◆ **Work to do**
Copy out each line of the material in which the word "this" appears.

◆ **Stored data**
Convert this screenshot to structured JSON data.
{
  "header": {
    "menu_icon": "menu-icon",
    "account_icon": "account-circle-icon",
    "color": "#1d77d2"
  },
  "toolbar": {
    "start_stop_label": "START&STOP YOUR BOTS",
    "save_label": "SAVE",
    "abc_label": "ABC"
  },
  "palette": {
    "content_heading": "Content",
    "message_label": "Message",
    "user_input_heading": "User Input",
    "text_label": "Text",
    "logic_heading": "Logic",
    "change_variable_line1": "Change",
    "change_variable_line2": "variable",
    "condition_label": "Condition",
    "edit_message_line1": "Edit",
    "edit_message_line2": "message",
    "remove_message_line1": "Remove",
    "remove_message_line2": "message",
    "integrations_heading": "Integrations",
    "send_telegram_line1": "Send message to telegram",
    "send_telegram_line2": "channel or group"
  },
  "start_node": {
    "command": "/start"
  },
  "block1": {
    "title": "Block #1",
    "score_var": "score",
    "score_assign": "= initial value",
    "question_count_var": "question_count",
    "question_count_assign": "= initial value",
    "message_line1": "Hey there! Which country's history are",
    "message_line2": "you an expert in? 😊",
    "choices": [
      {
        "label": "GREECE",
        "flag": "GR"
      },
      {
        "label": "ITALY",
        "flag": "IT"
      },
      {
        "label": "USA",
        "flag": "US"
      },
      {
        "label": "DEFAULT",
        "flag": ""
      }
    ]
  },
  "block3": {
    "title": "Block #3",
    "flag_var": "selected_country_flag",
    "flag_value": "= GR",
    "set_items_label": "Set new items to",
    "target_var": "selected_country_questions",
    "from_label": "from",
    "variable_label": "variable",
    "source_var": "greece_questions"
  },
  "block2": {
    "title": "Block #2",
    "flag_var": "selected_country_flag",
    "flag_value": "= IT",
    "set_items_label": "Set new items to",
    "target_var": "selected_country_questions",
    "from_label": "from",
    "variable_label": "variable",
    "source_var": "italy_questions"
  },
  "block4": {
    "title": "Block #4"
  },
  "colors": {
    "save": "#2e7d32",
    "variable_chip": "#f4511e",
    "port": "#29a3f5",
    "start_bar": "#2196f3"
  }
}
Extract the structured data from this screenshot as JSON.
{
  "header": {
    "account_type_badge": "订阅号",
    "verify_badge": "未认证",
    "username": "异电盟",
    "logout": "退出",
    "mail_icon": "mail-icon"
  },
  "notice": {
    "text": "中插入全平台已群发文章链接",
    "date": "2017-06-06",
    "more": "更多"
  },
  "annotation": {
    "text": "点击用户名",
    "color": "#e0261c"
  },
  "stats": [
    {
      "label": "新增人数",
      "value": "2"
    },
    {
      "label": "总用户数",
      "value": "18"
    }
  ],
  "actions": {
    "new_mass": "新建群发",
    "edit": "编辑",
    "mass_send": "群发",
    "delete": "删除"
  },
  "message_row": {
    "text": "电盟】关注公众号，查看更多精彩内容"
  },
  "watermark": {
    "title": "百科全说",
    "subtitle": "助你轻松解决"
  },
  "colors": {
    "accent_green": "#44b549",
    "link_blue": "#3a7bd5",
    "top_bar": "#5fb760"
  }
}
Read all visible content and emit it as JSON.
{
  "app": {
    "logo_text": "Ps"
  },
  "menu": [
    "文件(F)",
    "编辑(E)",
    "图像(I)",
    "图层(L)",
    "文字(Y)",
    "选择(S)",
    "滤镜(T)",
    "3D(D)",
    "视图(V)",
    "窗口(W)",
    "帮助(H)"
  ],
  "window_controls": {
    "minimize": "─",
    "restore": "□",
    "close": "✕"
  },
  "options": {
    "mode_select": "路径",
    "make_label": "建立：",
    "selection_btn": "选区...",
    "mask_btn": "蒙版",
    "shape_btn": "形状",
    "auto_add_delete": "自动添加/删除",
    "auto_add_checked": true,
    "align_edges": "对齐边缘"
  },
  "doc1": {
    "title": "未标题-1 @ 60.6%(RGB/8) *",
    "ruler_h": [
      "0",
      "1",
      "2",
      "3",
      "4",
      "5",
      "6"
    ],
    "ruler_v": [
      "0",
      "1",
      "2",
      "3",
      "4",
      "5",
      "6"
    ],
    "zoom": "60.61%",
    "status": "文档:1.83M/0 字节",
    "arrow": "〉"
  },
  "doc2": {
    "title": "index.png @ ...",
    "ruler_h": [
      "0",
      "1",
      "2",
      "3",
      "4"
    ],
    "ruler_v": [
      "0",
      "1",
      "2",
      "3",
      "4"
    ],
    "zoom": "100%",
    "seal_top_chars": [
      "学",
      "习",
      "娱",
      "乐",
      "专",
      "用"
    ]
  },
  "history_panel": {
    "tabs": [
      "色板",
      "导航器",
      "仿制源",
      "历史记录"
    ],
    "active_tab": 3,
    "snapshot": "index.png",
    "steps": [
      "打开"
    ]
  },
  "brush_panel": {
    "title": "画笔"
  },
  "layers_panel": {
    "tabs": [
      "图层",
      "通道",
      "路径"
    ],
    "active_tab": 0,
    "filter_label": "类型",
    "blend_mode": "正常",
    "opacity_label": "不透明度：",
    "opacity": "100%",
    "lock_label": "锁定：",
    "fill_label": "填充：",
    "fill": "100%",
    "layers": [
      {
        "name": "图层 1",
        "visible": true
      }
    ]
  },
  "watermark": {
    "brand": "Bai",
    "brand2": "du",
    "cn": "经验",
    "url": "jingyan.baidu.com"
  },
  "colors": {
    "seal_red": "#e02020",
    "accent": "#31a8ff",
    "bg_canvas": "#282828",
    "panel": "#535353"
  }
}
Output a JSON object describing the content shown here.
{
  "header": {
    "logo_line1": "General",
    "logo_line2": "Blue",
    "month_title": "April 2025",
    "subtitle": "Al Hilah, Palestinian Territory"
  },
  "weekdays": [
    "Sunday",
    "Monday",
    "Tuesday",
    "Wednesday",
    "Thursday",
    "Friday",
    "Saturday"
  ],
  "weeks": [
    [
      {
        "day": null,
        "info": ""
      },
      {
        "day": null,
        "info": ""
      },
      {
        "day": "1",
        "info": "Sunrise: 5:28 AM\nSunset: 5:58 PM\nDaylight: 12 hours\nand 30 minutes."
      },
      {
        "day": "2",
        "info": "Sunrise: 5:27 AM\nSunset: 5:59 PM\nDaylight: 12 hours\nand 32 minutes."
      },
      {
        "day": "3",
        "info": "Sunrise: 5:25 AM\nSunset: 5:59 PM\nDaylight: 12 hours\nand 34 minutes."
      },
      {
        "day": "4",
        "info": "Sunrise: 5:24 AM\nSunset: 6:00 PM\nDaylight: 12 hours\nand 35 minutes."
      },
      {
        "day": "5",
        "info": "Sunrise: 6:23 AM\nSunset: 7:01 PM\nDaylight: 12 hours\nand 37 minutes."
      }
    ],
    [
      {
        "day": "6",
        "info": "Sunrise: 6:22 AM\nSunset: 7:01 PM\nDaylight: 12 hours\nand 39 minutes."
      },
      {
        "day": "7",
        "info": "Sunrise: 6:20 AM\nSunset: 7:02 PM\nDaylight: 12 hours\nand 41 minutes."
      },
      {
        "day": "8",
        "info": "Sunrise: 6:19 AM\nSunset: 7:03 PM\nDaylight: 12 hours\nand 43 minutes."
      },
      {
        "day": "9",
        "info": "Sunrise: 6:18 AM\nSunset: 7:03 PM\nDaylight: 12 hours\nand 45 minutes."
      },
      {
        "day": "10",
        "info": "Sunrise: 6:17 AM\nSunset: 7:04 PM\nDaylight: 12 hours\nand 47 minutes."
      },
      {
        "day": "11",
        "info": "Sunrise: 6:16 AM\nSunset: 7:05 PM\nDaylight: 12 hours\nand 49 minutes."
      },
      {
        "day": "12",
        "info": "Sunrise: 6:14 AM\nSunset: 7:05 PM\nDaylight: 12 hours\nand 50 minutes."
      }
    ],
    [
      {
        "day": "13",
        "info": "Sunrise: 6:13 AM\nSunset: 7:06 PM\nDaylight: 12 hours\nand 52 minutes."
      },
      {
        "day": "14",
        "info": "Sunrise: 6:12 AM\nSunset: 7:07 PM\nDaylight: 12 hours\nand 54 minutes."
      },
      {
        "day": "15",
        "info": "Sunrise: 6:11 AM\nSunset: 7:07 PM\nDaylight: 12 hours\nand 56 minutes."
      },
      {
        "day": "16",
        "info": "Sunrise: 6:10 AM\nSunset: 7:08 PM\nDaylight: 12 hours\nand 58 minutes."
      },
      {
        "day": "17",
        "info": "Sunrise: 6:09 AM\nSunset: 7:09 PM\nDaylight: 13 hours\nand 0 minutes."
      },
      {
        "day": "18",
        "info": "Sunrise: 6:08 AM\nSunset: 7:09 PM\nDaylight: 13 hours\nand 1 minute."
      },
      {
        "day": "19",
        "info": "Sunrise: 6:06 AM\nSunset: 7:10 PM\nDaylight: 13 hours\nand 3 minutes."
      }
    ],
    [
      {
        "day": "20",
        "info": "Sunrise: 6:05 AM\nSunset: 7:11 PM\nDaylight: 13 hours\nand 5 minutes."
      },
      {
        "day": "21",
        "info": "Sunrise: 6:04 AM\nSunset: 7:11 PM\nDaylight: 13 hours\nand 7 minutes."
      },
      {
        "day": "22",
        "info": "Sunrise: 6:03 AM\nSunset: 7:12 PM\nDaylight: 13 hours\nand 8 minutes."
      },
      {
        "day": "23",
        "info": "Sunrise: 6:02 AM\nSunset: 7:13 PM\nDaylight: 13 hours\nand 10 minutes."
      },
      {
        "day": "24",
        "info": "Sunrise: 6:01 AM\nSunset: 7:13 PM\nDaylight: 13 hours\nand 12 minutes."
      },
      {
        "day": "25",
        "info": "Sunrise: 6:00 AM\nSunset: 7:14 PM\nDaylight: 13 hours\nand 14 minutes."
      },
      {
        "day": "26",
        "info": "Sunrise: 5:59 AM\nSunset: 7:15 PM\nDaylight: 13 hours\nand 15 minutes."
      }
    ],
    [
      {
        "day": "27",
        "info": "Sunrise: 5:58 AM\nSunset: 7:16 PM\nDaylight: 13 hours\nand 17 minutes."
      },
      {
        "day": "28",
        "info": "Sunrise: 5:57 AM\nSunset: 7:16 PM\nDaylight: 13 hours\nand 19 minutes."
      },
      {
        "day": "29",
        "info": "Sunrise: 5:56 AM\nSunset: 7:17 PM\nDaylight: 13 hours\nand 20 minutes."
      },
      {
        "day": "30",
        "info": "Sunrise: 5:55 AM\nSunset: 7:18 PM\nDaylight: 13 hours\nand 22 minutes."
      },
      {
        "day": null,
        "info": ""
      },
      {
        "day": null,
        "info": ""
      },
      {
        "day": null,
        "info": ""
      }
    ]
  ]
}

◆ **Written solution**
Convert this screenshot to structured JSON data.
Extract the structured data from this screenshot as JSON.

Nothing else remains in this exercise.